**SHORT EXERCISE:**
Substitute "bookmark-text" for each occurrence of "bookmark-label" in the listing below, and leave every other character unchanged.
____ RECORDS SUPPLIED
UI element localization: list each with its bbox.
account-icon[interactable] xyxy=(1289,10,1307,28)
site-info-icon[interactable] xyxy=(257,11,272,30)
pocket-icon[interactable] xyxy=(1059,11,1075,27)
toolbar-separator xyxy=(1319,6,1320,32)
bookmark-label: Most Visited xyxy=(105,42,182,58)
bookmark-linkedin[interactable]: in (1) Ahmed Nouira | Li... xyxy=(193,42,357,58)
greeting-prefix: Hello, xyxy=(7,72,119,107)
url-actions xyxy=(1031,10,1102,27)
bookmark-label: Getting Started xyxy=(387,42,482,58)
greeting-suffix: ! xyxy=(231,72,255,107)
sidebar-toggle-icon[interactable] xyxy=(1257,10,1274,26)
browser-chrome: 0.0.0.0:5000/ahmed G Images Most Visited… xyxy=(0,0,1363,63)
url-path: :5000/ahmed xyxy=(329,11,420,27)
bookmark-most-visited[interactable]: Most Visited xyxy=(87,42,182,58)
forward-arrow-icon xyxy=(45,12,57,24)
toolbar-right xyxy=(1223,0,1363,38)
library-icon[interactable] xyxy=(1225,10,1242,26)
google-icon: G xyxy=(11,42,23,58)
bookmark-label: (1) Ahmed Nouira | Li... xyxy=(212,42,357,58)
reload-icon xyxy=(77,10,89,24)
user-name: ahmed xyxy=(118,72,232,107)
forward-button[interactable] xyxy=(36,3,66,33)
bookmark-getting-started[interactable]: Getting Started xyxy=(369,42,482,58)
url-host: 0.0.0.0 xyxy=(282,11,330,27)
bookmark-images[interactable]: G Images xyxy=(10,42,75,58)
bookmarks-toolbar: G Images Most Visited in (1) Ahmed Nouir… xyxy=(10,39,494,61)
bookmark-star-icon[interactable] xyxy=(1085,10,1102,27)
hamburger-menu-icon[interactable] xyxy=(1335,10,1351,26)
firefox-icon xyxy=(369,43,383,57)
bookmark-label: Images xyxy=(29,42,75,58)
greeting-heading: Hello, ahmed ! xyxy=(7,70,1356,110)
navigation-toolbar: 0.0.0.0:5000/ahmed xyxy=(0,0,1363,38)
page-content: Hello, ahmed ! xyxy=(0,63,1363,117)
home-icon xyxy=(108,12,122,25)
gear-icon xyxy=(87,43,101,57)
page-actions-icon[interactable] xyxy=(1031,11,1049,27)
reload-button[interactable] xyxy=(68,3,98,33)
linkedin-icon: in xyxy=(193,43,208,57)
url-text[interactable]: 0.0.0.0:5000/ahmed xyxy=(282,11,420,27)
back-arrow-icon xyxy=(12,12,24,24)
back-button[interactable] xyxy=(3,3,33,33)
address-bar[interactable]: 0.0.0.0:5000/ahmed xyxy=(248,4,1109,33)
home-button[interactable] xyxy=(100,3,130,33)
________
**WRITTEN ANSWER:**
UI element localization: list each with its bbox.
account-icon[interactable] xyxy=(1289,10,1307,28)
site-info-icon[interactable] xyxy=(257,11,272,30)
pocket-icon[interactable] xyxy=(1059,11,1075,27)
toolbar-separator xyxy=(1319,6,1320,32)
bookmark-text: Most Visited xyxy=(105,42,182,58)
bookmark-linkedin[interactable]: in (1) Ahmed Nouira | Li... xyxy=(193,42,357,58)
greeting-prefix: Hello, xyxy=(7,72,119,107)
url-actions xyxy=(1031,10,1102,27)
bookmark-text: Getting Started xyxy=(387,42,482,58)
greeting-suffix: ! xyxy=(231,72,255,107)
sidebar-toggle-icon[interactable] xyxy=(1257,10,1274,26)
browser-chrome: 0.0.0.0:5000/ahmed G Images Most Visited… xyxy=(0,0,1363,63)
url-path: :5000/ahmed xyxy=(329,11,420,27)
bookmark-most-visited[interactable]: Most Visited xyxy=(87,42,182,58)
forward-arrow-icon xyxy=(45,12,57,24)
toolbar-right xyxy=(1223,0,1363,38)
library-icon[interactable] xyxy=(1225,10,1242,26)
google-icon: G xyxy=(11,42,23,58)
bookmark-text: (1) Ahmed Nouira | Li... xyxy=(212,42,357,58)
reload-icon xyxy=(77,10,89,24)
user-name: ahmed xyxy=(118,72,232,107)
forward-button[interactable] xyxy=(36,3,66,33)
bookmark-getting-started[interactable]: Getting Started xyxy=(369,42,482,58)
url-host: 0.0.0.0 xyxy=(282,11,330,27)
bookmark-images[interactable]: G Images xyxy=(10,42,75,58)
bookmarks-toolbar: G Images Most Visited in (1) Ahmed Nouir… xyxy=(10,39,494,61)
bookmark-star-icon[interactable] xyxy=(1085,10,1102,27)
hamburger-menu-icon[interactable] xyxy=(1335,10,1351,26)
firefox-icon xyxy=(369,43,383,57)
bookmark-text: Images xyxy=(29,42,75,58)
greeting-heading: Hello, ahmed ! xyxy=(7,70,1356,110)
navigation-toolbar: 0.0.0.0:5000/ahmed xyxy=(0,0,1363,38)
page-content: Hello, ahmed ! xyxy=(0,63,1363,117)
home-icon xyxy=(108,12,122,25)
gear-icon xyxy=(87,43,101,57)
page-actions-icon[interactable] xyxy=(1031,11,1049,27)
reload-button[interactable] xyxy=(68,3,98,33)
linkedin-icon: in xyxy=(193,43,208,57)
url-text[interactable]: 0.0.0.0:5000/ahmed xyxy=(282,11,420,27)
back-arrow-icon xyxy=(12,12,24,24)
back-button[interactable] xyxy=(3,3,33,33)
address-bar[interactable]: 0.0.0.0:5000/ahmed xyxy=(248,4,1109,33)
home-button[interactable] xyxy=(100,3,130,33)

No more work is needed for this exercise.